## PROBLEM DESCRIPTION
Scan the entries for the string "доступ" and give the number of lines that have it, nothing further.

## Start SUPPLIED INFORMATION

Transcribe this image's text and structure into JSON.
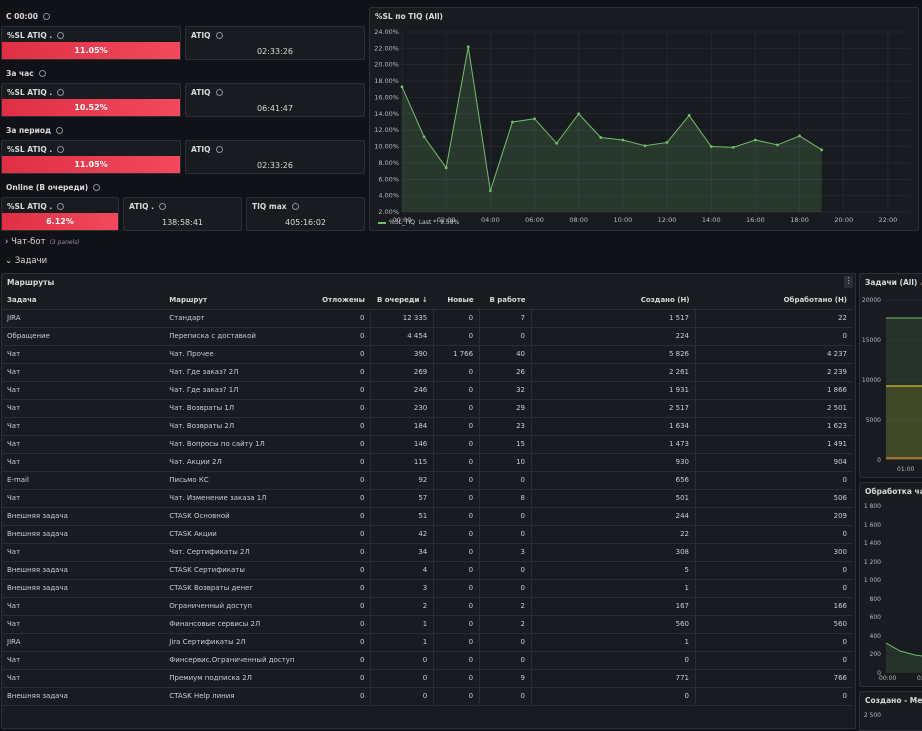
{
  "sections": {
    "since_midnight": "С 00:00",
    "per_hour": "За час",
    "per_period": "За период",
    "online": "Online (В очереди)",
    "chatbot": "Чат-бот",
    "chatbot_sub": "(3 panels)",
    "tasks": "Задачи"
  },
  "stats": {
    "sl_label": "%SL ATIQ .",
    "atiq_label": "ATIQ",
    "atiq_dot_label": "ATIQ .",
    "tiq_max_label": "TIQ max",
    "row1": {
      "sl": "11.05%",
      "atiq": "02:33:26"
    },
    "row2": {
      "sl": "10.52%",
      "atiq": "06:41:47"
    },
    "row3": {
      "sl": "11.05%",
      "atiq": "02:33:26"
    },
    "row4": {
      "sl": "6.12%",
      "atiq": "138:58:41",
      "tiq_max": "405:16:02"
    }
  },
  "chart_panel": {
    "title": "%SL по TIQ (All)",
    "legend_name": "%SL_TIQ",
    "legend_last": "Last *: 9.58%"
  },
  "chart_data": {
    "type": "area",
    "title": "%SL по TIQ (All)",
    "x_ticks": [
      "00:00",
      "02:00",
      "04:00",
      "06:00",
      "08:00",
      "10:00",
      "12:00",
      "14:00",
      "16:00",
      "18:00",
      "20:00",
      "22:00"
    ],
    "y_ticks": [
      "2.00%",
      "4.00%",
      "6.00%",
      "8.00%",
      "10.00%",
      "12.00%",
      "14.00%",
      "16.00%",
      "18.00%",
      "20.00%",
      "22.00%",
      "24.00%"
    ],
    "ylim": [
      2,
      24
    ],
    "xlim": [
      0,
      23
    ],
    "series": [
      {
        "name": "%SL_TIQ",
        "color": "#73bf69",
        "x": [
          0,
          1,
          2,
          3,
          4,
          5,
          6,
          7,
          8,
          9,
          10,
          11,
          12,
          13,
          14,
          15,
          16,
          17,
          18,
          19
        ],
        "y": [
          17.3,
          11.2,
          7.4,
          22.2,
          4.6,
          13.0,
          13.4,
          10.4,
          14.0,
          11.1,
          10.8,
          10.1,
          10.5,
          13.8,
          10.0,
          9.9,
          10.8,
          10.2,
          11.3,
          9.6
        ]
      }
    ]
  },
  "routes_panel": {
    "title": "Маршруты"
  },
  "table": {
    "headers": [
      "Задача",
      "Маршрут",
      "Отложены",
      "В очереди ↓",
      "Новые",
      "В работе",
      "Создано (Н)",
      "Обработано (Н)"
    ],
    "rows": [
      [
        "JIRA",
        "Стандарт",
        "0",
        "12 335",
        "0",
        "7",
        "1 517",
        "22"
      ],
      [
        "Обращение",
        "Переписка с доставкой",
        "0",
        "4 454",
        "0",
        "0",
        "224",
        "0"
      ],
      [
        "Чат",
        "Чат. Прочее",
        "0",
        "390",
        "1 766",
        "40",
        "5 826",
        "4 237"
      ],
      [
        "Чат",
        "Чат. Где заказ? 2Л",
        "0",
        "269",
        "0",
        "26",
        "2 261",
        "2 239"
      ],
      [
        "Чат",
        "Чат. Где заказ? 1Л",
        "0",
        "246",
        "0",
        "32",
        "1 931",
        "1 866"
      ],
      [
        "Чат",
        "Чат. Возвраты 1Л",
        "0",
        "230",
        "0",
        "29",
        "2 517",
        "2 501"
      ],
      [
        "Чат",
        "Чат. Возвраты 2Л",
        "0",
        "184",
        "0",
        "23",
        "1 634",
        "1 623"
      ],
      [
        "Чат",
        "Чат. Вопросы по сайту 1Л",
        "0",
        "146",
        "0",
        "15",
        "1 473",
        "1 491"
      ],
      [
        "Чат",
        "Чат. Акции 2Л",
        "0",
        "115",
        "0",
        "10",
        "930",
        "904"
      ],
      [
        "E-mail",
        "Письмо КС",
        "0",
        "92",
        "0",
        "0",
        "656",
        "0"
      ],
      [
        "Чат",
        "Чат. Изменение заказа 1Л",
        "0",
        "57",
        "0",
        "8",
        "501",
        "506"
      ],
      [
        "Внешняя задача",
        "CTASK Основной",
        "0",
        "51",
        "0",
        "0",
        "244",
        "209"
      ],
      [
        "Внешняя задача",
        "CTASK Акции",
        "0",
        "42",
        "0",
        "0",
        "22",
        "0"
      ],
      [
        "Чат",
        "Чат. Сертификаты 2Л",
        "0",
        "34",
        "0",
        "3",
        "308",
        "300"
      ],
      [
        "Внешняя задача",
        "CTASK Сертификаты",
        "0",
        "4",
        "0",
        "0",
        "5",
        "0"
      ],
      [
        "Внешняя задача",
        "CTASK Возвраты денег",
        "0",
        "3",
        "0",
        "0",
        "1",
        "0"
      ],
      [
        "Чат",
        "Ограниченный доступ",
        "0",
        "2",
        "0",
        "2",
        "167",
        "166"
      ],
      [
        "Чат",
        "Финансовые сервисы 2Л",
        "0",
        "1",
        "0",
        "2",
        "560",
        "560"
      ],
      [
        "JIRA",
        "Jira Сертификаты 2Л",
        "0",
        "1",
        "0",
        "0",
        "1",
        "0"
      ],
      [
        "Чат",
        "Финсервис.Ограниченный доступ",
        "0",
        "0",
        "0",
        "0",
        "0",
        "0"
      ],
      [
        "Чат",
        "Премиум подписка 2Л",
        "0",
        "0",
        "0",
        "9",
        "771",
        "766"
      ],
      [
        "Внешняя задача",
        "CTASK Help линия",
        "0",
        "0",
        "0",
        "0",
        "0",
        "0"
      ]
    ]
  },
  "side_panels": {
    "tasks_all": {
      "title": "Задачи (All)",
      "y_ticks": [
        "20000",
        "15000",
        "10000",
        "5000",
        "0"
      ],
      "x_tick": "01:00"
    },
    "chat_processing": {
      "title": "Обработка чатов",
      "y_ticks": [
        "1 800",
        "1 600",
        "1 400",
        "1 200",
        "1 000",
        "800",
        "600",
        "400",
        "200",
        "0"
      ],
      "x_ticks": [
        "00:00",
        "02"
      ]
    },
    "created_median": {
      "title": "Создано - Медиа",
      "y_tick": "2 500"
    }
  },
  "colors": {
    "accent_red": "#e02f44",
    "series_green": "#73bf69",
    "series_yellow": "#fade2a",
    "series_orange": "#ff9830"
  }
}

## End SUPPLIED INFORMATION

## EXERCISE OUTPUT
2